#### DATA FOR THE TASK ####

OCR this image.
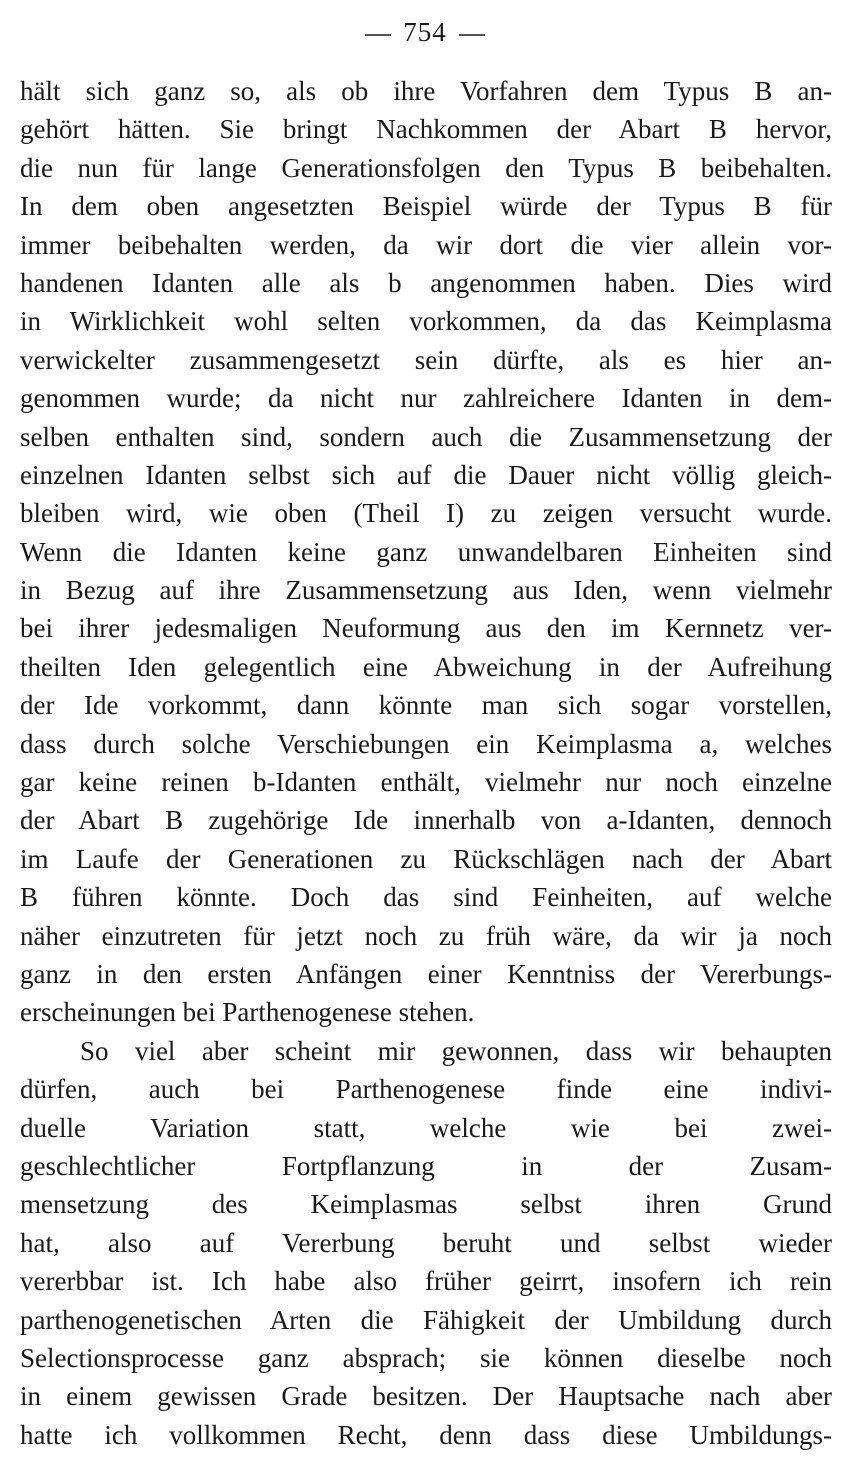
754
hält sich ganz so, als ob ihre Vorfahren dem Typus B an-
gehört hätten. Sie bringt Nachkommen der Abart B hervor,
die nun für lange Generationsfolgen den Typus B beibehalten.
In dem oben angesetzten Beispiel würde der Typus B für
immer beibehalten werden, da wir dort die vier allein vor-
handenen Idanten alle als b angenommen haben. Dies wird
in Wirklichkeit wohl selten vorkommen, da das Keimplasma
verwickelter zusammengesetzt sein dürfte, als es hier an-
genommen wurde; da nicht nur zahlreichere Idanten in dem-
selben enthalten sind, sondern auch die Zusammensetzung der
einzelnen Idanten selbst sich auf die Dauer nicht völlig gleich-
bleiben wird, wie oben (Theil I) zu zeigen versucht wurde.
Wenn die Idanten keine ganz unwandelbaren Einheiten sind
in Bezug auf ihre Zusammensetzung aus Iden, wenn vielmehr
bei ihrer jedesmaligen Neuformung aus den im Kernnetz ver-
theilten Iden gelegentlich eine Abweichung in der Aufreihung
der Ide vorkommt, dann könnte man sich sogar vorstellen,
dass durch solche Verschiebungen ein Keimplasma a, welches
gar keine reinen b-Idanten enthält, vielmehr nur noch einzelne
der Abart B zugehörige Ide innerhalb von a-Idanten, dennoch
im Laufe der Generationen zu Rückschlägen nach der Abart
B führen könnte. Doch das sind Feinheiten, auf welche
näher einzutreten für jetzt noch zu früh wäre, da wir ja noch
ganz in den ersten Anfängen einer Kenntniss der Vererbungs-
erscheinungen bei Parthenogenese stehen.
So viel aber scheint mir gewonnen, dass wir behaupten
dürfen, auch bei Parthenogenese finde eine indivi-
duelle Variation statt, welche wie bei zwei-
geschlechtlicher Fortpflanzung in der Zusam-
mensetzung des Keimplasmas selbst ihren Grund
hat, also auf Vererbung beruht und selbst wieder
vererbbar ist. Ich habe also früher geirrt, insofern ich rein
parthenogenetischen Arten die Fähigkeit der Umbildung durch
Selectionsprocesse ganz absprach; sie können dieselbe noch
in einem gewissen Grade besitzen. Der Hauptsache nach aber
hatte ich vollkommen Recht, denn dass diese Umbildungs-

####

Wherever a line of the data above contains "nicht", copy that line.

_WRITTEN SOLUTION_.
genommen wurde; da nicht nur zahlreichere Idanten in dem-
einzelnen Idanten selbst sich auf die Dauer nicht völlig gleich-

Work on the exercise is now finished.